MATERIAL:
* Begin *
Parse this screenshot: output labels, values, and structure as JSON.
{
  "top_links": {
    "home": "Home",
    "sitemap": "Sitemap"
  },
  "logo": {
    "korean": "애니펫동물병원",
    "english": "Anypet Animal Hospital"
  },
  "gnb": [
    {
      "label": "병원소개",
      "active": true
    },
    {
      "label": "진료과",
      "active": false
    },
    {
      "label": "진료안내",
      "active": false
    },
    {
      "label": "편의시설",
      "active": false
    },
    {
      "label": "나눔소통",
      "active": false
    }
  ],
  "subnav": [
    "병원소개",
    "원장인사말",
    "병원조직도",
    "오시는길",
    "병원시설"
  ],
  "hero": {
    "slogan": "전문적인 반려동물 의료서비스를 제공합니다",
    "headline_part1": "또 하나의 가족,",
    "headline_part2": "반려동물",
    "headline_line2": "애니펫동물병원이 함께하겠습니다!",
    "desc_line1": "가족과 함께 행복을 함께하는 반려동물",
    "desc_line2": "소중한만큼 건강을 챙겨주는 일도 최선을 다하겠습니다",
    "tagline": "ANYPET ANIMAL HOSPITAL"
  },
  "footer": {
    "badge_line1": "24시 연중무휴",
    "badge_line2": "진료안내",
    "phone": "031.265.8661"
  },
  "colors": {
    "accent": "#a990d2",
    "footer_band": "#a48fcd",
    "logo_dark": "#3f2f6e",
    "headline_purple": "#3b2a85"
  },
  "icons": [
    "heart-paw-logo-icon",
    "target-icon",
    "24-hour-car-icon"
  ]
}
* End *
* Begin *
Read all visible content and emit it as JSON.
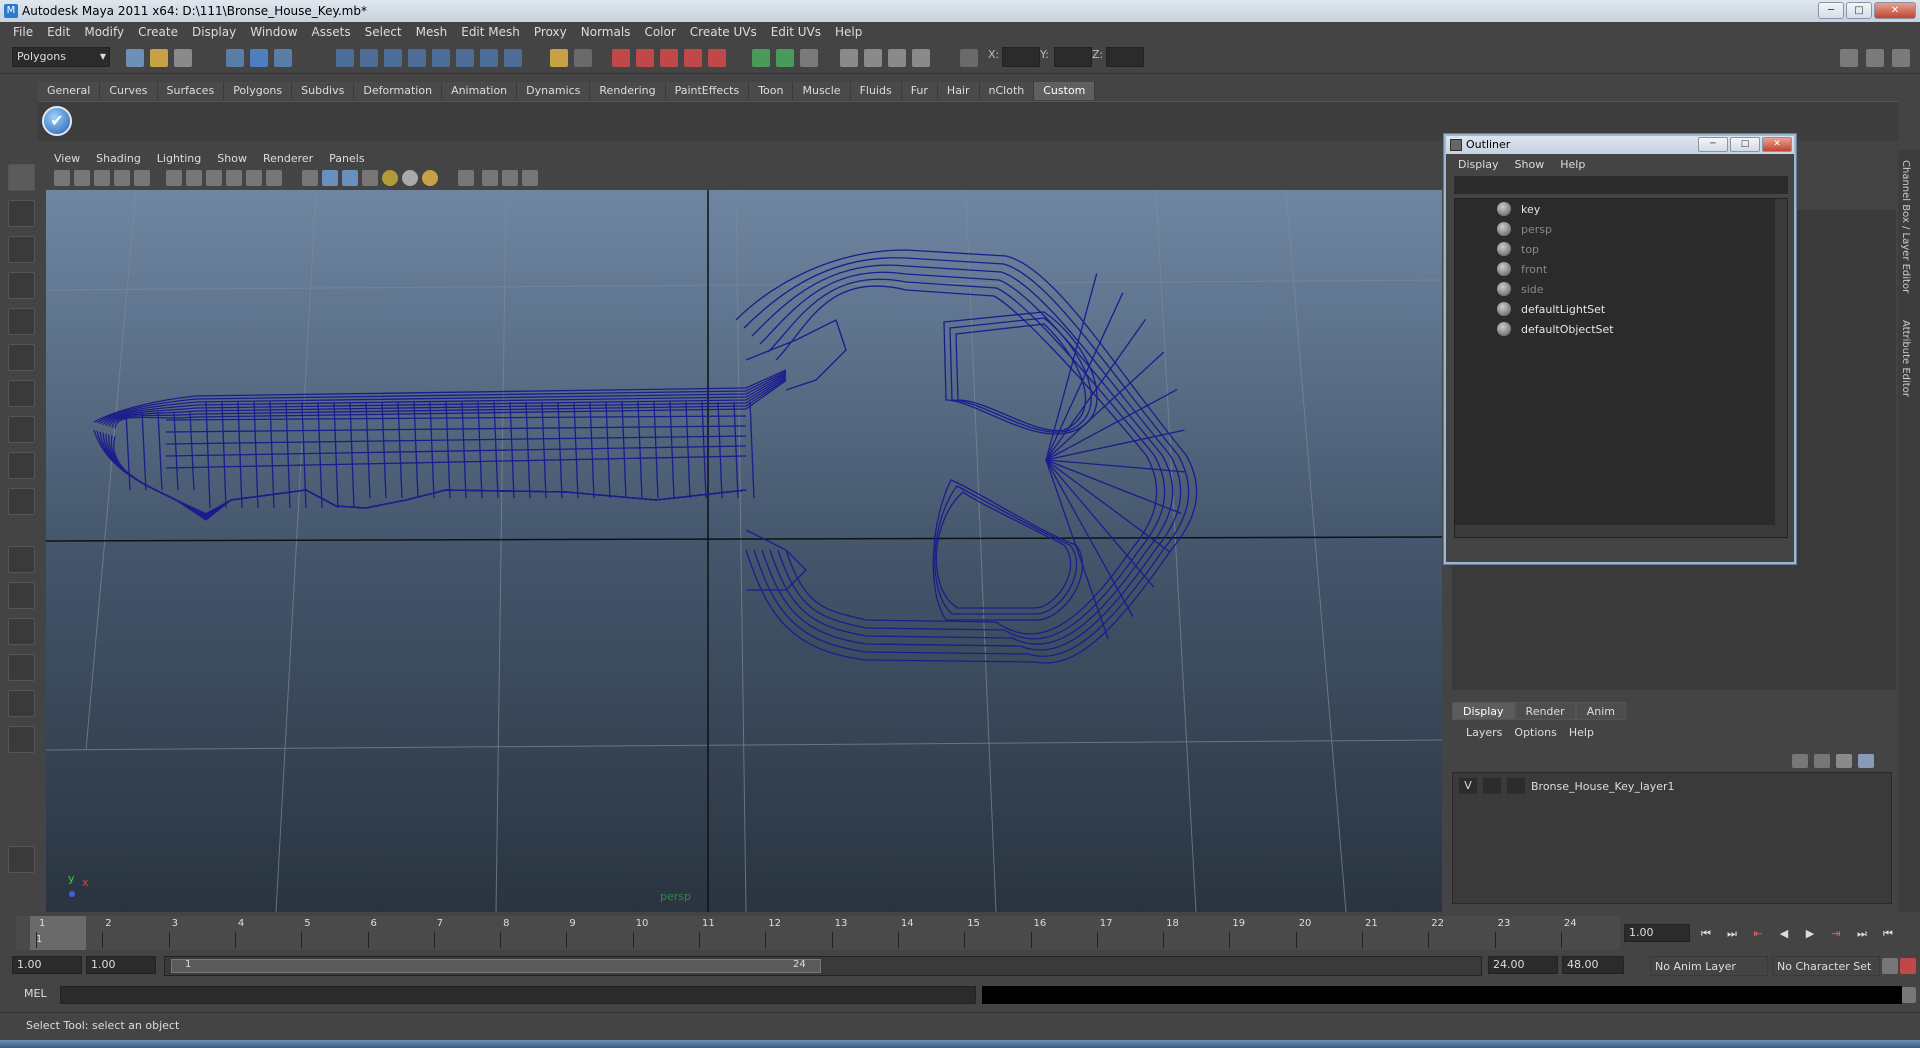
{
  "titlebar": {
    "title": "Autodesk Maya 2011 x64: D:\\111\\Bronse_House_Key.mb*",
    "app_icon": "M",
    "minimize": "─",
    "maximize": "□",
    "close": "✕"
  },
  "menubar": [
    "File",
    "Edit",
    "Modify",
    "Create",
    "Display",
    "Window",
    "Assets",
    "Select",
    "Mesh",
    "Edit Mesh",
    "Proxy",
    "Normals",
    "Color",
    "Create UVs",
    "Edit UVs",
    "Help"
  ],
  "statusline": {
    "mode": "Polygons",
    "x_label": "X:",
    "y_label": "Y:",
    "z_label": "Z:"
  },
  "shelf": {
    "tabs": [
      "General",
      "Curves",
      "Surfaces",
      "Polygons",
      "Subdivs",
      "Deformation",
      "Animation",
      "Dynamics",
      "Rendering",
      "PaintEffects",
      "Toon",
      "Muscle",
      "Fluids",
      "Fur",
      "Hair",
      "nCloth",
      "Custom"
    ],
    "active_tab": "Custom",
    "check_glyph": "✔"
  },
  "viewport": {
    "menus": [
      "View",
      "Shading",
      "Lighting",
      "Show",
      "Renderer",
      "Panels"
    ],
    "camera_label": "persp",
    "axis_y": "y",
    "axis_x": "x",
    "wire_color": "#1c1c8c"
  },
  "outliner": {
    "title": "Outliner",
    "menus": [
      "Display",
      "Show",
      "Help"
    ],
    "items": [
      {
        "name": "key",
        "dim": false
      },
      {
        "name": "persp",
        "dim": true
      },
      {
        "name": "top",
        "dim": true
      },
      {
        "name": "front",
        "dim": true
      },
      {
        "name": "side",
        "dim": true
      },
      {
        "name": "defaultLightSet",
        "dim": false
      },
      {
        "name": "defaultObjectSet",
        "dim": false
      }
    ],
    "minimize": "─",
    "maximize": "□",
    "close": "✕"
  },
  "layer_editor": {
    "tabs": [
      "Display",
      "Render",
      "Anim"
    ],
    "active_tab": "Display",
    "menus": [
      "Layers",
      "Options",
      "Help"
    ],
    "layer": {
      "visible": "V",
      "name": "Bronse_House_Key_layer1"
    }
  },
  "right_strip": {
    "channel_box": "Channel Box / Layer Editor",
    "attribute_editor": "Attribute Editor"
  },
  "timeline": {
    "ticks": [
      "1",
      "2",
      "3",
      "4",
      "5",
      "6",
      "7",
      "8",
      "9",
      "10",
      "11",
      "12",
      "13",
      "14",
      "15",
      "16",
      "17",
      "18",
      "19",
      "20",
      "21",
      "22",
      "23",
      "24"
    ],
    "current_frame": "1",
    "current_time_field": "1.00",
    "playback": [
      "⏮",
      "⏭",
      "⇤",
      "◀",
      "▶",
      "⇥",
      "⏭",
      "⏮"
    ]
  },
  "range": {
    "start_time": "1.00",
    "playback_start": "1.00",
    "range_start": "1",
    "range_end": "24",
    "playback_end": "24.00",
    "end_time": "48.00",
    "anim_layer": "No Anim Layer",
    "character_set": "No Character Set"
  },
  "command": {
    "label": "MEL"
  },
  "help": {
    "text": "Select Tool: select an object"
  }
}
* End *
TASK: Collect each line above holding the string "반려동물".

THE COMPLETED TASK:
    "slogan": "전문적인 반려동물 의료서비스를 제공합니다",
    "headline_part2": "반려동물",
    "desc_line1": "가족과 함께 행복을 함께하는 반려동물",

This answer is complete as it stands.